Exercise task:
Find each line with the word "Maîtrise" and say how many there are, nothing else.

--- BEGIN Supplied information ---

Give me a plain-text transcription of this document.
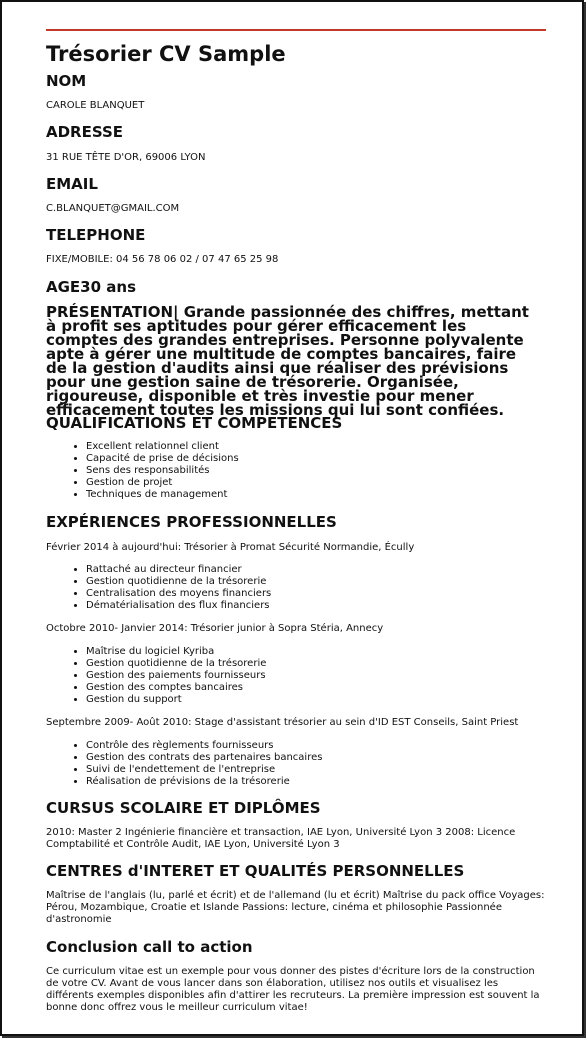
Trésorier CV Sample
NOM

CAROLE BLANQUET

ADRESSE

31 RUE TÊTE D'OR, 69006 LYON

EMAIL

C.BLANQUET@GMAIL.COM

TELEPHONE

FIXE/MOBILE: 04 56 78 06 02 / 07 47 65 25 98

AGE30 ans

PRÉSENTATION| Grande passionnée des chiffres, mettant à profit ses aptitudes pour gérer efficacement les comptes des grandes entreprises. Personne polyvalente apte à gérer une multitude de comptes bancaires, faire de la gestion d'audits ainsi que réaliser des prévisions pour une gestion saine de trésorerie. Organisée, rigoureuse, disponible et très investie pour mener efficacement toutes les missions qui lui sont confiées.

QUALIFICATIONS ET COMPETENCES
• Excellent relationnel client
• Capacité de prise de décisions
• Sens des responsabilités
• Gestion de projet
• Techniques de management
EXPÉRIENCES PROFESSIONNELLES

Février 2014 à aujourd'hui: Trésorier à Promat Sécurité Normandie, Écully

• Rattaché au directeur financier
• Gestion quotidienne de la trésorerie
• Centralisation des moyens financiers
• Dématérialisation des flux financiers

Octobre 2010- Janvier 2014: Trésorier junior à Sopra Stéria, Annecy

• Maîtrise du logiciel Kyriba
• Gestion quotidienne de la trésorerie
• Gestion des paiements fournisseurs
• Gestion des comptes bancaires
• Gestion du support

Septembre 2009- Août 2010: Stage d'assistant trésorier au sein d'ID EST Conseils, Saint Priest

• Contrôle des règlements fournisseurs
• Gestion des contrats des partenaires bancaires
• Suivi de l'endettement de l'entreprise
• Réalisation de prévisions de la trésorerie
CURSUS SCOLAIRE ET DIPLÔMES

2010: Master 2 Ingénierie financière et transaction, IAE Lyon, Université Lyon 3 2008: Licence Comptabilité et Contrôle Audit, IAE Lyon, Université Lyon 3

CENTRES d'INTERET ET QUALITÉS PERSONNELLES

Maîtrise de l'anglais (lu, parlé et écrit) et de l'allemand (lu et écrit) Maîtrise du pack office Voyages: Pérou, Mozambique, Croatie et Islande Passions: lecture, cinéma et philosophie Passionnée d'astronomie

Conclusion call to action

Ce curriculum vitae est un exemple pour vous donner des pistes d'écriture lors de la construction de votre CV. Avant de vous lancer dans son élaboration, utilisez nos outils et visualisez les différents exemples disponibles afin d'attirer les recruteurs. La première impression est souvent la bonne donc offrez vous le meilleur curriculum vitae!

--- END Supplied information ---

Solution:
2